## WHAT YOU WILL DO
Every line that includes the word "Arocs" is to be listed.
++++ RECORD SET ++++
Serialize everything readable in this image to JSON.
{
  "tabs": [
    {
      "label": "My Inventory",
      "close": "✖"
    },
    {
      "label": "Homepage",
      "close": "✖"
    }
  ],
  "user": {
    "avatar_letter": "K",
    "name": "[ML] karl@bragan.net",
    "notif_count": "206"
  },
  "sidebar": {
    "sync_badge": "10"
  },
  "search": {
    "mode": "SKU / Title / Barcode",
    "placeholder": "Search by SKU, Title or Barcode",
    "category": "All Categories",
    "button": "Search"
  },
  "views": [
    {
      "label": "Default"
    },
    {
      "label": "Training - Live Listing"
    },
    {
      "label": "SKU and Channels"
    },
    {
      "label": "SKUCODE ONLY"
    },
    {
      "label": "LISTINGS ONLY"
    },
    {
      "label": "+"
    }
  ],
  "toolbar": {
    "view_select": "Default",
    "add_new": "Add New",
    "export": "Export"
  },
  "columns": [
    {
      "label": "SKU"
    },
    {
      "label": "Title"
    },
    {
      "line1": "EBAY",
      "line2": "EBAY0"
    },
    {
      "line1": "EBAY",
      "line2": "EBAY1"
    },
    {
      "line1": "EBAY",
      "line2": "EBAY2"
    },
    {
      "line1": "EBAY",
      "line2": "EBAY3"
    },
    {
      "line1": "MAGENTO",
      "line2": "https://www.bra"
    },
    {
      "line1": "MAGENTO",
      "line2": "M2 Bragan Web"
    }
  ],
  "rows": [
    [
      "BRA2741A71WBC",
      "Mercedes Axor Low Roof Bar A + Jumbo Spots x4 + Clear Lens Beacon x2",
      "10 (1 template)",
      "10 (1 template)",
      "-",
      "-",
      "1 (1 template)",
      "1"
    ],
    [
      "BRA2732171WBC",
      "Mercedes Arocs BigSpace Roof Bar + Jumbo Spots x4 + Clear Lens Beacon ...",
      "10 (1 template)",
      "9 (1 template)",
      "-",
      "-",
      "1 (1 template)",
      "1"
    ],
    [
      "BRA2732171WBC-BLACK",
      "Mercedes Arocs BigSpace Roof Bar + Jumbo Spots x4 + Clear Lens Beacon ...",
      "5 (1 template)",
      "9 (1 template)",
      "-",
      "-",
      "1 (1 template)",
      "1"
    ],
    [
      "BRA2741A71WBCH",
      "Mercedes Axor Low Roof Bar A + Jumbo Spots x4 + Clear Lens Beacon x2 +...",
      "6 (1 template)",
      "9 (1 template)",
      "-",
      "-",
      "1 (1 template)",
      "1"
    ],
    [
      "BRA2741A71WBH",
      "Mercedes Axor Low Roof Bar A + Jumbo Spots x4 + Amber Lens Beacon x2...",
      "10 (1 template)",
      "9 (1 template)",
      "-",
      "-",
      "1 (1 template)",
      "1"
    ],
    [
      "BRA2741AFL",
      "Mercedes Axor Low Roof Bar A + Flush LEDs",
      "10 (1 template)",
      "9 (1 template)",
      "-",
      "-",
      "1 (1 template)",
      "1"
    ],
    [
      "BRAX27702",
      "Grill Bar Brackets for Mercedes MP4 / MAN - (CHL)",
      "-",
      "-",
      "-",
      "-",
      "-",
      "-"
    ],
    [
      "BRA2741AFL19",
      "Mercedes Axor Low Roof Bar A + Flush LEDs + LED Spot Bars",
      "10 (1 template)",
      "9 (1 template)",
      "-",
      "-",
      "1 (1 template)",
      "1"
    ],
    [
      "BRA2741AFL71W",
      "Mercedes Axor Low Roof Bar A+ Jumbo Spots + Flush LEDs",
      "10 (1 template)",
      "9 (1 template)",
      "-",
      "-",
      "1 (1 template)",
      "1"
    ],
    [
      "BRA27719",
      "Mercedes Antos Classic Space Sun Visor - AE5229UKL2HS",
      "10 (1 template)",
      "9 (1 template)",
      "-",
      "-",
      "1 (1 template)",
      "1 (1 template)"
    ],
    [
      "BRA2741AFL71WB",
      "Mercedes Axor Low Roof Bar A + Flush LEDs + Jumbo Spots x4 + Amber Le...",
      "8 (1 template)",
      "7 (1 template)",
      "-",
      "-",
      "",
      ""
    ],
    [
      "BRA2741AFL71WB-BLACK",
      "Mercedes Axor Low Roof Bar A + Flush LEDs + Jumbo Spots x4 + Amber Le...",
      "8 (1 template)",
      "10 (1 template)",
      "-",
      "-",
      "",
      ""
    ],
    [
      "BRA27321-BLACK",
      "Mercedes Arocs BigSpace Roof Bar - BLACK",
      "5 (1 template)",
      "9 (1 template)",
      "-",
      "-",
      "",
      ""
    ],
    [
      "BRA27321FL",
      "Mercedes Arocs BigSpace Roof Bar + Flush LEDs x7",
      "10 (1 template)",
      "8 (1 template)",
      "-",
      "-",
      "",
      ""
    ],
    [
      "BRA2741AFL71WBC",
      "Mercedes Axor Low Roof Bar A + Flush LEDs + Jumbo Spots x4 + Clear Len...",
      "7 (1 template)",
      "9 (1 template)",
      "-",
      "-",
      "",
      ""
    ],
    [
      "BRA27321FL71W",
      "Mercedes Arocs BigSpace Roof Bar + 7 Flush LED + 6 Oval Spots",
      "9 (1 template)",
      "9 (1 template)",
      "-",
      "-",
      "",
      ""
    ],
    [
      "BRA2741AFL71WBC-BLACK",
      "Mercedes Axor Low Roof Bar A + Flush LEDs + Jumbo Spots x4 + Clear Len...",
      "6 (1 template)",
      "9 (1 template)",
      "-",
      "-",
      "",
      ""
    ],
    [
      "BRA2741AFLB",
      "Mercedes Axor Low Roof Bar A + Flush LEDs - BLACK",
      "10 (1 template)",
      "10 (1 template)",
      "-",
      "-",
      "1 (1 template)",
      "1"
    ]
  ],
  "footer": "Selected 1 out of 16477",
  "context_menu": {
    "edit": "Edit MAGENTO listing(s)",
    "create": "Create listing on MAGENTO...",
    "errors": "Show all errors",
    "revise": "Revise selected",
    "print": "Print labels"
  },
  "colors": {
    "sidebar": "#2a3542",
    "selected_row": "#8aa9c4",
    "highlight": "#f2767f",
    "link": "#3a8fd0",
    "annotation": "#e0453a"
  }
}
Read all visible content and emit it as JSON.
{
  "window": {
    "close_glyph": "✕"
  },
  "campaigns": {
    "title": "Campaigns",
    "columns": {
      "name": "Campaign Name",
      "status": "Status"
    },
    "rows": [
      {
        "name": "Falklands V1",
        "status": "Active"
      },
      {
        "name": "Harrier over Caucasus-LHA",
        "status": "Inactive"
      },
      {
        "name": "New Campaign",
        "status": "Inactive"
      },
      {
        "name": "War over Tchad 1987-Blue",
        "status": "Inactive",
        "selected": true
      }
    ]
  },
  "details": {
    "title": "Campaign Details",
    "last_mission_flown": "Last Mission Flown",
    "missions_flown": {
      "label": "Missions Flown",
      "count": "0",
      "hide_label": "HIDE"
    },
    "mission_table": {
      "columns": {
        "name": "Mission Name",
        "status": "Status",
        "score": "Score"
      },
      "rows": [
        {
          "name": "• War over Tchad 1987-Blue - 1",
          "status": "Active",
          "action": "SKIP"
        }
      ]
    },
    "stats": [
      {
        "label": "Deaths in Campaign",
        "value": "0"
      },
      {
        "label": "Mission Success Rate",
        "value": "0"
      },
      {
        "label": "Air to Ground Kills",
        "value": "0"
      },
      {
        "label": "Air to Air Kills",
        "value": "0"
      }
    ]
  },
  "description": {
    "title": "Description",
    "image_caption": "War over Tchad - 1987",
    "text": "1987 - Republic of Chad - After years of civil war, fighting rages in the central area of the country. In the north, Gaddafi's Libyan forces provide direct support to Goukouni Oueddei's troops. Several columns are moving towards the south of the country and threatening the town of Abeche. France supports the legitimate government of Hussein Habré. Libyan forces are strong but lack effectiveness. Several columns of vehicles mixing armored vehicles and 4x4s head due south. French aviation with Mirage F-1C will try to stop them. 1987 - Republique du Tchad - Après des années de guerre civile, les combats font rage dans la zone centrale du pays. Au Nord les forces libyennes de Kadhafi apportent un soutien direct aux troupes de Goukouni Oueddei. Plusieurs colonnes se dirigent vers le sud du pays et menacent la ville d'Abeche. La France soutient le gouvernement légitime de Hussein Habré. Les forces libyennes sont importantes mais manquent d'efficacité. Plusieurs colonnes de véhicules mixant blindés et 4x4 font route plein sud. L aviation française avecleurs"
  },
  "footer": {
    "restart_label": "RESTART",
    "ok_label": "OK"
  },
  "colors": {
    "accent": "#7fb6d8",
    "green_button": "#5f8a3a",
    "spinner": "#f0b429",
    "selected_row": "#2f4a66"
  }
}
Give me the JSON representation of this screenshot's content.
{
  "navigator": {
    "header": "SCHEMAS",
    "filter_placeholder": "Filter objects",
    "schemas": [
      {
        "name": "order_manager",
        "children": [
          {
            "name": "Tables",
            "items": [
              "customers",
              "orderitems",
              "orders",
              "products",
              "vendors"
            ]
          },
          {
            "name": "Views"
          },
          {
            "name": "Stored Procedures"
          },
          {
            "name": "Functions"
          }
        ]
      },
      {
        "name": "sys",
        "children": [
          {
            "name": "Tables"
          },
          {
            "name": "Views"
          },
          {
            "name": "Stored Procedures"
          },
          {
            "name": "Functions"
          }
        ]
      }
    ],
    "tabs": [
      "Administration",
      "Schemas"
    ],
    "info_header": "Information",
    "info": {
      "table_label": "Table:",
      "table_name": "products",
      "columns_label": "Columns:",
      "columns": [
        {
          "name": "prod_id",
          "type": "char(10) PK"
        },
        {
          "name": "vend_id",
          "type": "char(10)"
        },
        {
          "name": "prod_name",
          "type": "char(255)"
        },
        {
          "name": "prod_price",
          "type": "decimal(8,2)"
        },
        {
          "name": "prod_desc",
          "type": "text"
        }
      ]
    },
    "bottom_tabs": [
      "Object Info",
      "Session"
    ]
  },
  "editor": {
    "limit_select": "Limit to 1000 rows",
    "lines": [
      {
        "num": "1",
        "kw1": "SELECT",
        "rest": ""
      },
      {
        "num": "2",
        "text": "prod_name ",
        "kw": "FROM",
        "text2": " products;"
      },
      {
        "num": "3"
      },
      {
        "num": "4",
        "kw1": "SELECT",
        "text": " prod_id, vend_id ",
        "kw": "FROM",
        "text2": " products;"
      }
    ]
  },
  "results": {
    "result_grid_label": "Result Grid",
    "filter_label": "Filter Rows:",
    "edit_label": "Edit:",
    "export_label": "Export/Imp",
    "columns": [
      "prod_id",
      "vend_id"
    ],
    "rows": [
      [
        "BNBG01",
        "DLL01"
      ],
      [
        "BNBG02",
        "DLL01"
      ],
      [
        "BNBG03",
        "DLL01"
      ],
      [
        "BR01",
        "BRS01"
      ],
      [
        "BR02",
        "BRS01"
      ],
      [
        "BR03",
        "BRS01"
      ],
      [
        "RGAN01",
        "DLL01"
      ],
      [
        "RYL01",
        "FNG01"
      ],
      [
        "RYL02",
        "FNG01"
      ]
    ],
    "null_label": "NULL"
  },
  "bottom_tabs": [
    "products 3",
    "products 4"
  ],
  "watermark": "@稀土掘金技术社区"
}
++++
## TASK ANSWER
      "Mercedes Arocs BigSpace Roof Bar + Jumbo Spots x4 + Clear Lens Beacon ...",
      "Mercedes Arocs BigSpace Roof Bar + Jumbo Spots x4 + Clear Lens Beacon ...",
      "Mercedes Arocs BigSpace Roof Bar - BLACK",
      "Mercedes Arocs BigSpace Roof Bar + Flush LEDs x7",
      "Mercedes Arocs BigSpace Roof Bar + 7 Flush LED + 6 Oval Spots",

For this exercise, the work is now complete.